━━━━━ DATA LISTING

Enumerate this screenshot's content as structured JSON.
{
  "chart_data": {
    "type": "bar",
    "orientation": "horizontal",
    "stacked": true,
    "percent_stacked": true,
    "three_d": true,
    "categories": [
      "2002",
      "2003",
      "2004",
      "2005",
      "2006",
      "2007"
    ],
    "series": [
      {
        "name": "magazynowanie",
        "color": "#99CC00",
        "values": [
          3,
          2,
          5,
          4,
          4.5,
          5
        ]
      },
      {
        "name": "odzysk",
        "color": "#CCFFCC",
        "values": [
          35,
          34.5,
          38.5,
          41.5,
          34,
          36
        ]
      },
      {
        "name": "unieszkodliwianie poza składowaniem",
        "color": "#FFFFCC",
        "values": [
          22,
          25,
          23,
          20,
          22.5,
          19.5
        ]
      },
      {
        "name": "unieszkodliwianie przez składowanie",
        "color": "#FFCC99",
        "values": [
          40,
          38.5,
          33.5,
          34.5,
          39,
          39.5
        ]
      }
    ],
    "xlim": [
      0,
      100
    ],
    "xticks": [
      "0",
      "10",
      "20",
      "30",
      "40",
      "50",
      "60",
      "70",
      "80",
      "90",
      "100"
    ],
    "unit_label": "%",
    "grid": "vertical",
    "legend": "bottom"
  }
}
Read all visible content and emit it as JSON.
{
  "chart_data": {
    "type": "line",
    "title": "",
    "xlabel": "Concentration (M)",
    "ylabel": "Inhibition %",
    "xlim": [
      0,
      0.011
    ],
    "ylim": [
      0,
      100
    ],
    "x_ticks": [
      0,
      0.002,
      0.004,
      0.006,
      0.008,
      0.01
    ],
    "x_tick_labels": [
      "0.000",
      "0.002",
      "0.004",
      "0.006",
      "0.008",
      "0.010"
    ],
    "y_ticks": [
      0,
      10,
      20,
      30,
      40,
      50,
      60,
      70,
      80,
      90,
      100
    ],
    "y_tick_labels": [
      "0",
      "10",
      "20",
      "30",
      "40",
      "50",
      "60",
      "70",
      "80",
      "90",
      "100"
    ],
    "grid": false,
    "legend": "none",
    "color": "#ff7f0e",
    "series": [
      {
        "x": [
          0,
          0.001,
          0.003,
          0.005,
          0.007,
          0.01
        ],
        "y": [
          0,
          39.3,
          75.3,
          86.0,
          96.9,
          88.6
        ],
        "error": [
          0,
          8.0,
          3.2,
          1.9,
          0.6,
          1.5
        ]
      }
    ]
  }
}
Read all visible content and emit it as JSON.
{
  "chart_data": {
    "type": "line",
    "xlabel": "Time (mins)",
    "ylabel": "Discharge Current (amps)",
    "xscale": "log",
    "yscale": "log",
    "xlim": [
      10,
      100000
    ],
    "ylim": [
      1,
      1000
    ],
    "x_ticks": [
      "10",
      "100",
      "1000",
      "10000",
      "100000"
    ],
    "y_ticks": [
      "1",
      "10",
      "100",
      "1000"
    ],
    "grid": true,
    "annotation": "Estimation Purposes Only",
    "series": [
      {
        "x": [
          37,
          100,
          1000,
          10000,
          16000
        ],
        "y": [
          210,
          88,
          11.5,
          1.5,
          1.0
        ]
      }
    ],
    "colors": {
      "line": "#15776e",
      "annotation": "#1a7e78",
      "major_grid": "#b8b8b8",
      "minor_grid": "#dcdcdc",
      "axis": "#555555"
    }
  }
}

━━━━━━━━━━

Where a line holds the string "annotation", copy that line.

    "annotation": "Estimation Purposes Only",
      "annotation": "#1a7e78",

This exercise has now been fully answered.